START Data for this exercise
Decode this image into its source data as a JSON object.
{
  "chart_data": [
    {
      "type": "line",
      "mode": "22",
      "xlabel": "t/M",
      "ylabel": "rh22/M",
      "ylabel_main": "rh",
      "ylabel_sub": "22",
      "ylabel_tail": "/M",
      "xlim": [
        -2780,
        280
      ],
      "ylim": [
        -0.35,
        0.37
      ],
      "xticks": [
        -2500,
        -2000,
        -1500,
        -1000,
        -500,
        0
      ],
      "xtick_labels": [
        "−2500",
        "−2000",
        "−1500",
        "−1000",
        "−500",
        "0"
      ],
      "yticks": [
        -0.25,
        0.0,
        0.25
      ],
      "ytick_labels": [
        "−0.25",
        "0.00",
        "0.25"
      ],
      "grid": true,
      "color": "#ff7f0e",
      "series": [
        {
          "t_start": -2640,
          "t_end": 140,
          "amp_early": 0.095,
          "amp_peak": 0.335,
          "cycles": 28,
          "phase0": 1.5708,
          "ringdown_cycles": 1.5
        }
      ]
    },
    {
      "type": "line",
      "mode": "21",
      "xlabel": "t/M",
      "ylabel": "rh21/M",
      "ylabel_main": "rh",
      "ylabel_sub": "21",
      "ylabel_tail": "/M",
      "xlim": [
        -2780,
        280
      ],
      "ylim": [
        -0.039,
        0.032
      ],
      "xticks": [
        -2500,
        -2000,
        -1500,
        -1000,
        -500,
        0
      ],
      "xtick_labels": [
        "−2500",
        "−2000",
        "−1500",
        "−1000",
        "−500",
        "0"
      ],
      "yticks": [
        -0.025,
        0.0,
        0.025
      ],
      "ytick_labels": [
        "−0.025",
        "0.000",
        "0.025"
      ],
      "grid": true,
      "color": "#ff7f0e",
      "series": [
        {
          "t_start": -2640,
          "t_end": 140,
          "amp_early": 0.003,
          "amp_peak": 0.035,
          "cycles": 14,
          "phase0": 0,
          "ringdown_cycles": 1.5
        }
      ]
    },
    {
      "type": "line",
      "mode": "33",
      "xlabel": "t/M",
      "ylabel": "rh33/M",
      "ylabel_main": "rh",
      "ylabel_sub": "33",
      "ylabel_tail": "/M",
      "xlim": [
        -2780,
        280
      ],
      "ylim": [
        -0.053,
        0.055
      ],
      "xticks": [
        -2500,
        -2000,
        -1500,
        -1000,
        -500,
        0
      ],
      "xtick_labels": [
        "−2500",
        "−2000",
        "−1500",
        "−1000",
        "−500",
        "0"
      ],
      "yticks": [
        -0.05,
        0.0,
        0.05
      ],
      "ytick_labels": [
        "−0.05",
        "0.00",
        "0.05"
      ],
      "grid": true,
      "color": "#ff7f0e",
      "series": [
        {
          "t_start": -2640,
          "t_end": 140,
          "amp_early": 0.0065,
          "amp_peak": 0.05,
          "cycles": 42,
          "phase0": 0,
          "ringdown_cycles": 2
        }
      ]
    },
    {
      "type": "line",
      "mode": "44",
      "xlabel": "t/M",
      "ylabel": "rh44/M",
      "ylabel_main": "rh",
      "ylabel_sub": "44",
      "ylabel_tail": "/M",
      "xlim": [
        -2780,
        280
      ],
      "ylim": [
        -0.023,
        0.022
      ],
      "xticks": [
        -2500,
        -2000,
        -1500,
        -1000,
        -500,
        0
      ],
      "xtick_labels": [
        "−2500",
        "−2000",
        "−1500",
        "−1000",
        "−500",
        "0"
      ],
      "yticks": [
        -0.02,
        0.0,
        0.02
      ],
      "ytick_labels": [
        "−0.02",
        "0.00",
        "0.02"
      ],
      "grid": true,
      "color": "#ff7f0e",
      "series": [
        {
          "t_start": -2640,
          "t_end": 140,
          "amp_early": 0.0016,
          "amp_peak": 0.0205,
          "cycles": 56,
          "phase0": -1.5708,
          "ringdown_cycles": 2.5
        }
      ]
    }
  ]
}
END Data for this exercise
> **Problem to work on**:
Return each entry from above without altering a single character.

> **Solution for this problem**:
Decode this image into its source data as a JSON object.
{
  "chart_data": [
    {
      "type": "line",
      "mode": "22",
      "xlabel": "t/M",
      "ylabel": "rh22/M",
      "ylabel_main": "rh",
      "ylabel_sub": "22",
      "ylabel_tail": "/M",
      "xlim": [
        -2780,
        280
      ],
      "ylim": [
        -0.35,
        0.37
      ],
      "xticks": [
        -2500,
        -2000,
        -1500,
        -1000,
        -500,
        0
      ],
      "xtick_labels": [
        "−2500",
        "−2000",
        "−1500",
        "−1000",
        "−500",
        "0"
      ],
      "yticks": [
        -0.25,
        0.0,
        0.25
      ],
      "ytick_labels": [
        "−0.25",
        "0.00",
        "0.25"
      ],
      "grid": true,
      "color": "#ff7f0e",
      "series": [
        {
          "t_start": -2640,
          "t_end": 140,
          "amp_early": 0.095,
          "amp_peak": 0.335,
          "cycles": 28,
          "phase0": 1.5708,
          "ringdown_cycles": 1.5
        }
      ]
    },
    {
      "type": "line",
      "mode": "21",
      "xlabel": "t/M",
      "ylabel": "rh21/M",
      "ylabel_main": "rh",
      "ylabel_sub": "21",
      "ylabel_tail": "/M",
      "xlim": [
        -2780,
        280
      ],
      "ylim": [
        -0.039,
        0.032
      ],
      "xticks": [
        -2500,
        -2000,
        -1500,
        -1000,
        -500,
        0
      ],
      "xtick_labels": [
        "−2500",
        "−2000",
        "−1500",
        "−1000",
        "−500",
        "0"
      ],
      "yticks": [
        -0.025,
        0.0,
        0.025
      ],
      "ytick_labels": [
        "−0.025",
        "0.000",
        "0.025"
      ],
      "grid": true,
      "color": "#ff7f0e",
      "series": [
        {
          "t_start": -2640,
          "t_end": 140,
          "amp_early": 0.003,
          "amp_peak": 0.035,
          "cycles": 14,
          "phase0": 0,
          "ringdown_cycles": 1.5
        }
      ]
    },
    {
      "type": "line",
      "mode": "33",
      "xlabel": "t/M",
      "ylabel": "rh33/M",
      "ylabel_main": "rh",
      "ylabel_sub": "33",
      "ylabel_tail": "/M",
      "xlim": [
        -2780,
        280
      ],
      "ylim": [
        -0.053,
        0.055
      ],
      "xticks": [
        -2500,
        -2000,
        -1500,
        -1000,
        -500,
        0
      ],
      "xtick_labels": [
        "−2500",
        "−2000",
        "−1500",
        "−1000",
        "−500",
        "0"
      ],
      "yticks": [
        -0.05,
        0.0,
        0.05
      ],
      "ytick_labels": [
        "−0.05",
        "0.00",
        "0.05"
      ],
      "grid": true,
      "color": "#ff7f0e",
      "series": [
        {
          "t_start": -2640,
          "t_end": 140,
          "amp_early": 0.0065,
          "amp_peak": 0.05,
          "cycles": 42,
          "phase0": 0,
          "ringdown_cycles": 2
        }
      ]
    },
    {
      "type": "line",
      "mode": "44",
      "xlabel": "t/M",
      "ylabel": "rh44/M",
      "ylabel_main": "rh",
      "ylabel_sub": "44",
      "ylabel_tail": "/M",
      "xlim": [
        -2780,
        280
      ],
      "ylim": [
        -0.023,
        0.022
      ],
      "xticks": [
        -2500,
        -2000,
        -1500,
        -1000,
        -500,
        0
      ],
      "xtick_labels": [
        "−2500",
        "−2000",
        "−1500",
        "−1000",
        "−500",
        "0"
      ],
      "yticks": [
        -0.02,
        0.0,
        0.02
      ],
      "ytick_labels": [
        "−0.02",
        "0.00",
        "0.02"
      ],
      "grid": true,
      "color": "#ff7f0e",
      "series": [
        {
          "t_start": -2640,
          "t_end": 140,
          "amp_early": 0.0016,
          "amp_peak": 0.0205,
          "cycles": 56,
          "phase0": -1.5708,
          "ringdown_cycles": 2.5
        }
      ]
    }
  ]
}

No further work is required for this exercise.